** start of Records for this task **
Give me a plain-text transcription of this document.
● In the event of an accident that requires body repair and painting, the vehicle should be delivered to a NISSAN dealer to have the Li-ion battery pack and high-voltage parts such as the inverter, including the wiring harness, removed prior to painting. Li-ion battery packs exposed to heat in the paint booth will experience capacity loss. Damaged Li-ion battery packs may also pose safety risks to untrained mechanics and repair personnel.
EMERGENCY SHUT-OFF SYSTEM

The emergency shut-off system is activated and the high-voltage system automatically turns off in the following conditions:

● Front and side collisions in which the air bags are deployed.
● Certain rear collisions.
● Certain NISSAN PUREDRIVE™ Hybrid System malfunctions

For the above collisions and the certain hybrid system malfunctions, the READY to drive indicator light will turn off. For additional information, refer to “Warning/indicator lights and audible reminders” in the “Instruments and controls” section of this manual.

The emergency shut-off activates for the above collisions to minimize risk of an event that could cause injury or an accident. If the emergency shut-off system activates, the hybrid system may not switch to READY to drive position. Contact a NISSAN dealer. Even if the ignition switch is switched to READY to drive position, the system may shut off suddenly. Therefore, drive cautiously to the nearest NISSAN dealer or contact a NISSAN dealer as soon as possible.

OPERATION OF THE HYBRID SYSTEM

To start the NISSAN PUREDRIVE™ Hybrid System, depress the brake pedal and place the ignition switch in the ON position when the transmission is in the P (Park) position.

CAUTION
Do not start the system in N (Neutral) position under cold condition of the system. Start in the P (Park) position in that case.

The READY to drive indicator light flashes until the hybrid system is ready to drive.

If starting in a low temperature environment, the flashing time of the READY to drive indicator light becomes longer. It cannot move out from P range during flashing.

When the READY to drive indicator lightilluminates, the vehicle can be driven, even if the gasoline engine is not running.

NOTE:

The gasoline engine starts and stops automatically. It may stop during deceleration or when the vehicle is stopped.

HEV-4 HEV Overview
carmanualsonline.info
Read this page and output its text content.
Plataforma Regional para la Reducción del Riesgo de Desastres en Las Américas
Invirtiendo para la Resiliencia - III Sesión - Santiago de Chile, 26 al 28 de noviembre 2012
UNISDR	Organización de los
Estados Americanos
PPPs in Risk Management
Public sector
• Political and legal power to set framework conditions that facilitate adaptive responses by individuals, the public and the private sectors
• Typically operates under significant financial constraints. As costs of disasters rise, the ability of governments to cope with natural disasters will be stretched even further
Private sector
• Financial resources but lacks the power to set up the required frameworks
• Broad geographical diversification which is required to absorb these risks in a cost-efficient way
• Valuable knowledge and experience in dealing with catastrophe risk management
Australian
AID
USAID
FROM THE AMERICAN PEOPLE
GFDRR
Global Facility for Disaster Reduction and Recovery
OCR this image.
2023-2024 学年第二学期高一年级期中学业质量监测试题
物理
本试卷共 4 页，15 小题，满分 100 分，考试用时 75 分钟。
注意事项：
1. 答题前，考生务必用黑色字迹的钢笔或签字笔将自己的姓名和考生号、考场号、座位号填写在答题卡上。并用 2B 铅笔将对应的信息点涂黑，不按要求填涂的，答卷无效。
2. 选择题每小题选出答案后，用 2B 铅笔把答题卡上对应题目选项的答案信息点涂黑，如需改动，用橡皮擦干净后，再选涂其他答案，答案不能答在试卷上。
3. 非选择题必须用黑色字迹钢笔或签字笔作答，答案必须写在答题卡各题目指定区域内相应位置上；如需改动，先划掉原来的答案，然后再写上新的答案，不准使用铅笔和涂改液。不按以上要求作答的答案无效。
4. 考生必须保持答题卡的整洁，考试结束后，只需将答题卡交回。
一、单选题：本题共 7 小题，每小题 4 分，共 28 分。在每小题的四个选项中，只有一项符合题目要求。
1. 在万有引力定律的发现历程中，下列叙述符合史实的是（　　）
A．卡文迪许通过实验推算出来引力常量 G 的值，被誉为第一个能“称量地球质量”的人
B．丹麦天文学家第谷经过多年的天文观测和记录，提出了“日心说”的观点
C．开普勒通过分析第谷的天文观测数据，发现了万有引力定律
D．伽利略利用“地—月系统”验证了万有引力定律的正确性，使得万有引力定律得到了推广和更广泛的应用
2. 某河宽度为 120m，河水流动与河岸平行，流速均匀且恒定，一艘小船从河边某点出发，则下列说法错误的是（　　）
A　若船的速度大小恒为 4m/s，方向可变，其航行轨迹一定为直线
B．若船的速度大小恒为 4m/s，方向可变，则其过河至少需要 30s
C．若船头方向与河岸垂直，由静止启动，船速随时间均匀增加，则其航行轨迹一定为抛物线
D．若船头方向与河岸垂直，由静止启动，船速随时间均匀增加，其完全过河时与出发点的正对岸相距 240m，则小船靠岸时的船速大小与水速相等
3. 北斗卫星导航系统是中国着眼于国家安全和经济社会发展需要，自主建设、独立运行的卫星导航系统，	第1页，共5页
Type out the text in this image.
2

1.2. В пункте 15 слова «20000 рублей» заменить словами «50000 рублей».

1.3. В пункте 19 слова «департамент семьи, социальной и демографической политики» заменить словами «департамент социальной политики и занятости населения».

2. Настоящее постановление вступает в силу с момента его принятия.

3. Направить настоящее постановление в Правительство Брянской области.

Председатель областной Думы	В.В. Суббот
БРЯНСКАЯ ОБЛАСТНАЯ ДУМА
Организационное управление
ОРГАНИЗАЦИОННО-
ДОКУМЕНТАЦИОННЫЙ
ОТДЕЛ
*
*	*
** end of Records for this task **
> [Problem requirements]
Starting at the line that contains "Type out the text in this image.", copy each line exactly through the end of the listing above. Include that first line and the last one, and add nothing.

> [Response]
Type out the text in this image.
2

1.2. В пункте 15 слова «20000 рублей» заменить словами «50000 рублей».

1.3. В пункте 19 слова «департамент семьи, социальной и демографической политики» заменить словами «департамент социальной политики и занятости населения».

2. Настоящее постановление вступает в силу с момента его принятия.

3. Направить настоящее постановление в Правительство Брянской области.

Председатель областной Думы	В.В. Суббот
БРЯНСКАЯ ОБЛАСТНАЯ ДУМА
Организационное управление
ОРГАНИЗАЦИОННО-
ДОКУМЕНТАЦИОННЫЙ
ОТДЕЛ
*
*	*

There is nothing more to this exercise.